Given task:
Find the string "Managed" in the data, then copy every line where it is found.

━━━ Records for this task

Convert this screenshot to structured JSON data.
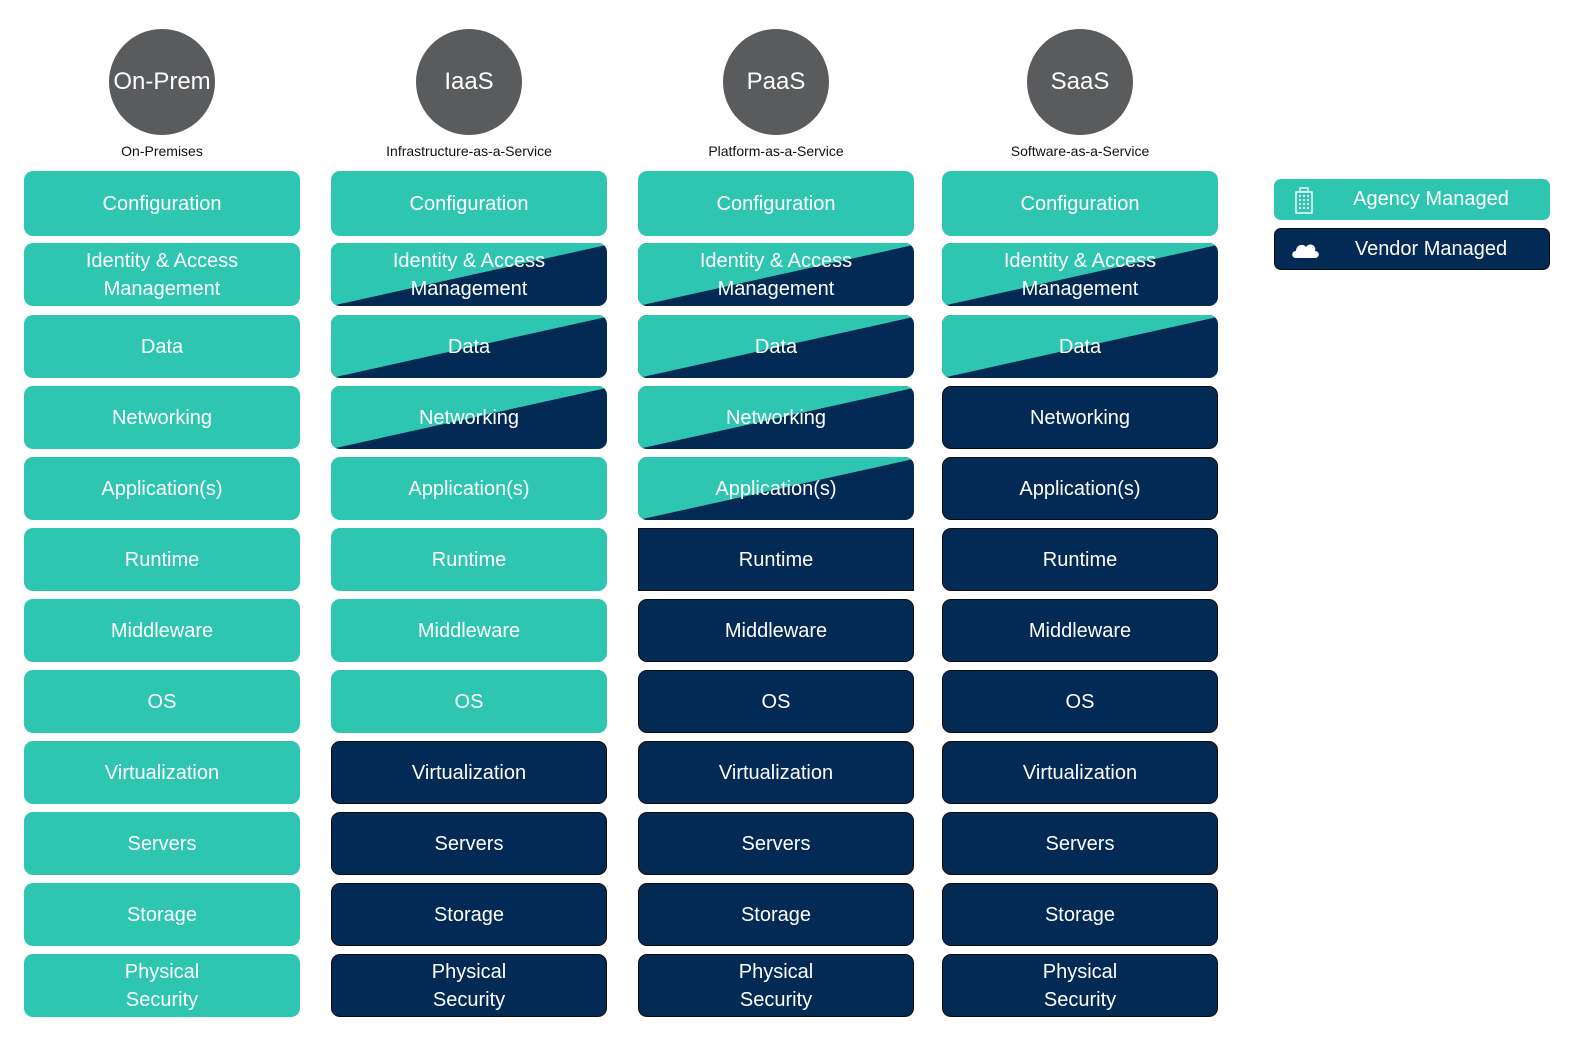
{
  "colors": {
    "agency": "#2fc6b1",
    "vendor": "#022a54",
    "badge": "#5a5b5d",
    "subtitle_text": "#111111"
  },
  "legend": [
    {
      "label": "Agency Managed",
      "icon": "building-icon",
      "type": "agency"
    },
    {
      "label": "Vendor Managed",
      "icon": "cloud-icon",
      "type": "vendor"
    }
  ],
  "columns": [
    {
      "badge": "On-Prem",
      "subtitle": "On-Premises",
      "tiles": [
        {
          "label": "Configuration",
          "type": "agency"
        },
        {
          "label": "Identity & Access Management",
          "type": "agency"
        },
        {
          "label": "Data",
          "type": "agency"
        },
        {
          "label": "Networking",
          "type": "agency"
        },
        {
          "label": "Application(s)",
          "type": "agency"
        },
        {
          "label": "Runtime",
          "type": "agency"
        },
        {
          "label": "Middleware",
          "type": "agency"
        },
        {
          "label": "OS",
          "type": "agency"
        },
        {
          "label": "Virtualization",
          "type": "agency"
        },
        {
          "label": "Servers",
          "type": "agency"
        },
        {
          "label": "Storage",
          "type": "agency"
        },
        {
          "label": "Physical Security",
          "type": "agency"
        }
      ]
    },
    {
      "badge": "IaaS",
      "subtitle": "Infrastructure-as-a-Service",
      "tiles": [
        {
          "label": "Configuration",
          "type": "agency"
        },
        {
          "label": "Identity & Access Management",
          "type": "shared"
        },
        {
          "label": "Data",
          "type": "shared"
        },
        {
          "label": "Networking",
          "type": "shared"
        },
        {
          "label": "Application(s)",
          "type": "agency"
        },
        {
          "label": "Runtime",
          "type": "agency"
        },
        {
          "label": "Middleware",
          "type": "agency"
        },
        {
          "label": "OS",
          "type": "agency"
        },
        {
          "label": "Virtualization",
          "type": "vendor"
        },
        {
          "label": "Servers",
          "type": "vendor"
        },
        {
          "label": "Storage",
          "type": "vendor"
        },
        {
          "label": "Physical Security",
          "type": "vendor"
        }
      ]
    },
    {
      "badge": "PaaS",
      "subtitle": "Platform-as-a-Service",
      "tiles": [
        {
          "label": "Configuration",
          "type": "agency"
        },
        {
          "label": "Identity & Access Management",
          "type": "shared"
        },
        {
          "label": "Data",
          "type": "shared"
        },
        {
          "label": "Networking",
          "type": "shared"
        },
        {
          "label": "Application(s)",
          "type": "shared"
        },
        {
          "label": "Runtime",
          "type": "vendor"
        },
        {
          "label": "Middleware",
          "type": "vendor"
        },
        {
          "label": "OS",
          "type": "vendor"
        },
        {
          "label": "Virtualization",
          "type": "vendor"
        },
        {
          "label": "Servers",
          "type": "vendor"
        },
        {
          "label": "Storage",
          "type": "vendor"
        },
        {
          "label": "Physical Security",
          "type": "vendor"
        }
      ]
    },
    {
      "badge": "SaaS",
      "subtitle": "Software-as-a-Service",
      "tiles": [
        {
          "label": "Configuration",
          "type": "agency"
        },
        {
          "label": "Identity & Access Management",
          "type": "shared"
        },
        {
          "label": "Data",
          "type": "shared"
        },
        {
          "label": "Networking",
          "type": "vendor"
        },
        {
          "label": "Application(s)",
          "type": "vendor"
        },
        {
          "label": "Runtime",
          "type": "vendor"
        },
        {
          "label": "Middleware",
          "type": "vendor"
        },
        {
          "label": "OS",
          "type": "vendor"
        },
        {
          "label": "Virtualization",
          "type": "vendor"
        },
        {
          "label": "Servers",
          "type": "vendor"
        },
        {
          "label": "Storage",
          "type": "vendor"
        },
        {
          "label": "Physical Security",
          "type": "vendor"
        }
      ]
    }
  ]
}
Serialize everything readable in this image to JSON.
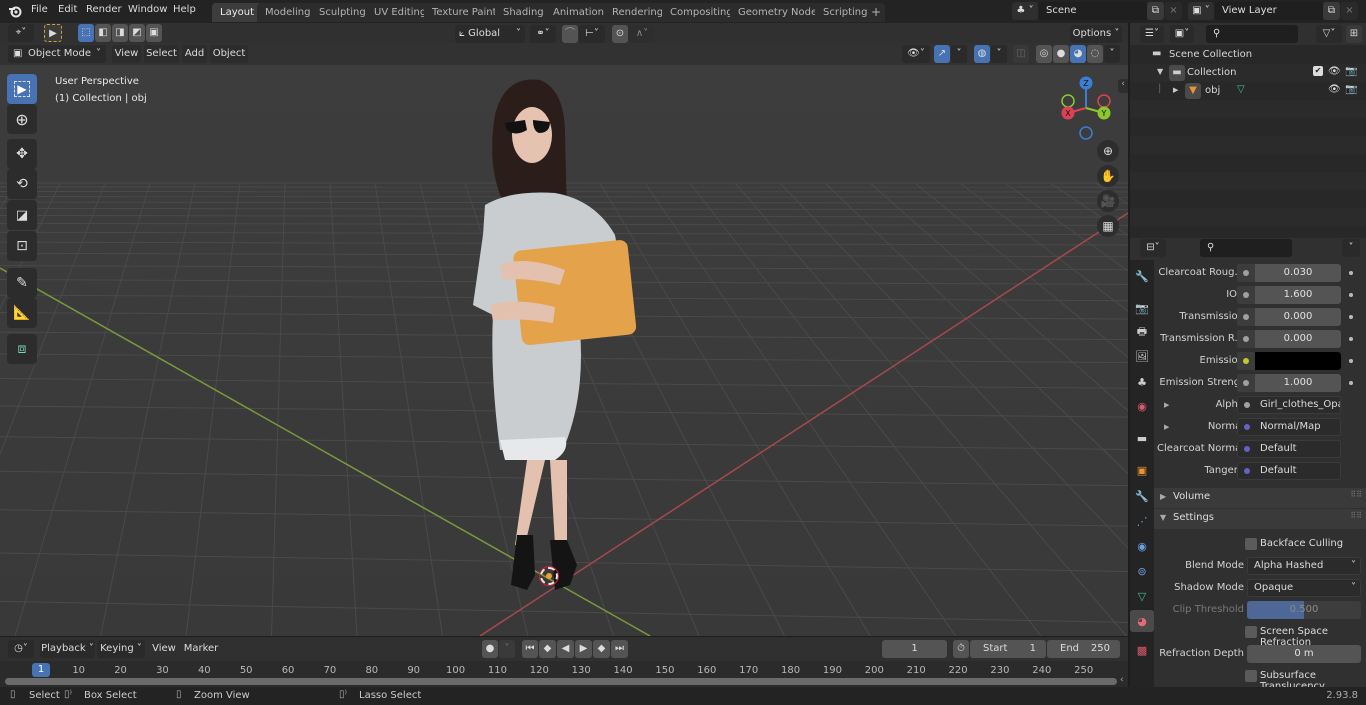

━━━━━━

Answer for the task:
      "label": "Agency Managed",
      "label": "Vendor Managed",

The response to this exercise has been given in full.